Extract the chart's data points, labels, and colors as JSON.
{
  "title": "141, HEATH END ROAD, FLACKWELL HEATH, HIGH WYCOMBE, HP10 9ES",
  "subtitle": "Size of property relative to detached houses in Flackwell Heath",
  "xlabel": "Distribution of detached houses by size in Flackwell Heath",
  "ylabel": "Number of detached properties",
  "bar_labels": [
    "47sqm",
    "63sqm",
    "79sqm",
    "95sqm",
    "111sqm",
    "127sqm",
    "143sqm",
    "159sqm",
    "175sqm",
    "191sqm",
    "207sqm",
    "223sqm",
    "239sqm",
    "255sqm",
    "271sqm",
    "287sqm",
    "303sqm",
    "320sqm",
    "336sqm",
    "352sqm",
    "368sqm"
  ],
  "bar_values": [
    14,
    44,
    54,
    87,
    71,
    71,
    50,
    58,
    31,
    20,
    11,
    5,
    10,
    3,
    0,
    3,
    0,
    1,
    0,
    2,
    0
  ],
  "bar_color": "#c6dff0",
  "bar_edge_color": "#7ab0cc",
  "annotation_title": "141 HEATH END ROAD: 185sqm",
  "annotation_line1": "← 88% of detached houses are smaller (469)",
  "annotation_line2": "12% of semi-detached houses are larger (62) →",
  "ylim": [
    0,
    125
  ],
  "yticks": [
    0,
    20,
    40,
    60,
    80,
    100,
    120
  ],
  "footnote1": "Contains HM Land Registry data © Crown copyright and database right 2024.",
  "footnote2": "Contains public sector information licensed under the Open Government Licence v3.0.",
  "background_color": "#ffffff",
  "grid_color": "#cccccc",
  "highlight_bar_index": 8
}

=-=-=

*Exercise objective:*
Print the records above in full, exactly.

*Final answer:*
Extract the chart's data points, labels, and colors as JSON.
{
  "title": "141, HEATH END ROAD, FLACKWELL HEATH, HIGH WYCOMBE, HP10 9ES",
  "subtitle": "Size of property relative to detached houses in Flackwell Heath",
  "xlabel": "Distribution of detached houses by size in Flackwell Heath",
  "ylabel": "Number of detached properties",
  "bar_labels": [
    "47sqm",
    "63sqm",
    "79sqm",
    "95sqm",
    "111sqm",
    "127sqm",
    "143sqm",
    "159sqm",
    "175sqm",
    "191sqm",
    "207sqm",
    "223sqm",
    "239sqm",
    "255sqm",
    "271sqm",
    "287sqm",
    "303sqm",
    "320sqm",
    "336sqm",
    "352sqm",
    "368sqm"
  ],
  "bar_values": [
    14,
    44,
    54,
    87,
    71,
    71,
    50,
    58,
    31,
    20,
    11,
    5,
    10,
    3,
    0,
    3,
    0,
    1,
    0,
    2,
    0
  ],
  "bar_color": "#c6dff0",
  "bar_edge_color": "#7ab0cc",
  "annotation_title": "141 HEATH END ROAD: 185sqm",
  "annotation_line1": "← 88% of detached houses are smaller (469)",
  "annotation_line2": "12% of semi-detached houses are larger (62) →",
  "ylim": [
    0,
    125
  ],
  "yticks": [
    0,
    20,
    40,
    60,
    80,
    100,
    120
  ],
  "footnote1": "Contains HM Land Registry data © Crown copyright and database right 2024.",
  "footnote2": "Contains public sector information licensed under the Open Government Licence v3.0.",
  "background_color": "#ffffff",
  "grid_color": "#cccccc",
  "highlight_bar_index": 8
}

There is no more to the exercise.